Saved data entries:
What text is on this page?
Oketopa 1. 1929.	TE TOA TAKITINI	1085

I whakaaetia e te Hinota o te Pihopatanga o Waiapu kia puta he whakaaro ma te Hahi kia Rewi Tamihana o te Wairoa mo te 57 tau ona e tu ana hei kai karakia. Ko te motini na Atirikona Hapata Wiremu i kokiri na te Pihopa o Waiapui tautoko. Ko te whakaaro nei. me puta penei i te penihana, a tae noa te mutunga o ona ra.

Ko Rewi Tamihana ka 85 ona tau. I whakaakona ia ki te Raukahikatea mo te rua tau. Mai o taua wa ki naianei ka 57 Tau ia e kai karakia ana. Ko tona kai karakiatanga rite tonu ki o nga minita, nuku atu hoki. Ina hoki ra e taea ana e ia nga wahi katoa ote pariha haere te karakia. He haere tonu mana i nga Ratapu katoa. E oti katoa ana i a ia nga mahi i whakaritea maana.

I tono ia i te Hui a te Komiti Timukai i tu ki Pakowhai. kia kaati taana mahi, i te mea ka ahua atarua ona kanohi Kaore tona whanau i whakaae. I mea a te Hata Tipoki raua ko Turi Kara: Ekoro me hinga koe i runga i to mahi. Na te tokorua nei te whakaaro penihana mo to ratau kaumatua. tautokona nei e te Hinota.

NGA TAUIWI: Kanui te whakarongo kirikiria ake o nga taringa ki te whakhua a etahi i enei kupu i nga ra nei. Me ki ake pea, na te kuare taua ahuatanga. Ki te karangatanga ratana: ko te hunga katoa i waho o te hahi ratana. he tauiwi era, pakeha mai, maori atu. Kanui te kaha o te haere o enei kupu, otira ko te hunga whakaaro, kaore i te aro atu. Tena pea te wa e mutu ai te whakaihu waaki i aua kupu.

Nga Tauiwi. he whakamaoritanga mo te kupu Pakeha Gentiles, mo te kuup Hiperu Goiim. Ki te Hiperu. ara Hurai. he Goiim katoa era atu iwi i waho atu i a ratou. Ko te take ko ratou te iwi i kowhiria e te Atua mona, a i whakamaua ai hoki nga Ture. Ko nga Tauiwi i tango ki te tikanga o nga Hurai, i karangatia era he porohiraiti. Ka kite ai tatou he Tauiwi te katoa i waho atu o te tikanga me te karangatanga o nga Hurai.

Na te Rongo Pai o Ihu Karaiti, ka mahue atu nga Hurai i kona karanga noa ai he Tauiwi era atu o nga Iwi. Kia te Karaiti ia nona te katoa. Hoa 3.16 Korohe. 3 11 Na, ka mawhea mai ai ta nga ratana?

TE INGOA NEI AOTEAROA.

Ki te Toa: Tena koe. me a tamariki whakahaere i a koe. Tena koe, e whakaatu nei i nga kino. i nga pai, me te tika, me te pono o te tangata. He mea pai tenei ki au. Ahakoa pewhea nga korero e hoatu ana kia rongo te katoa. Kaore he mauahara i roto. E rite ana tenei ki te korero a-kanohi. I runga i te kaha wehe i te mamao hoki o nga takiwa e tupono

### To be done
Extract every line that has the string "kaha" in it.

### Written reply
NGA TAUIWI: Kanui te whakarongo kirikiria ake o nga taringa ki te whakhua a etahi i enei kupu i nga ra nei. Me ki ake pea, na te kuare taua ahuatanga. Ki te karangatanga ratana: ko te hunga katoa i waho o te hahi ratana. he tauiwi era, pakeha mai, maori atu. Kanui te kaha o te haere o enei kupu, otira ko te hunga whakaaro, kaore i te aro atu. Tena pea te wa e mutu ai te whakaihu waaki i aua kupu.
Ki te Toa: Tena koe. me a tamariki whakahaere i a koe. Tena koe, e whakaatu nei i nga kino. i nga pai, me te tika, me te pono o te tangata. He mea pai tenei ki au. Ahakoa pewhea nga korero e hoatu ana kia rongo te katoa. Kaore he mauahara i roto. E rite ana tenei ki te korero a-kanohi. I runga i te kaha wehe i te mamao hoki o nga takiwa e tupono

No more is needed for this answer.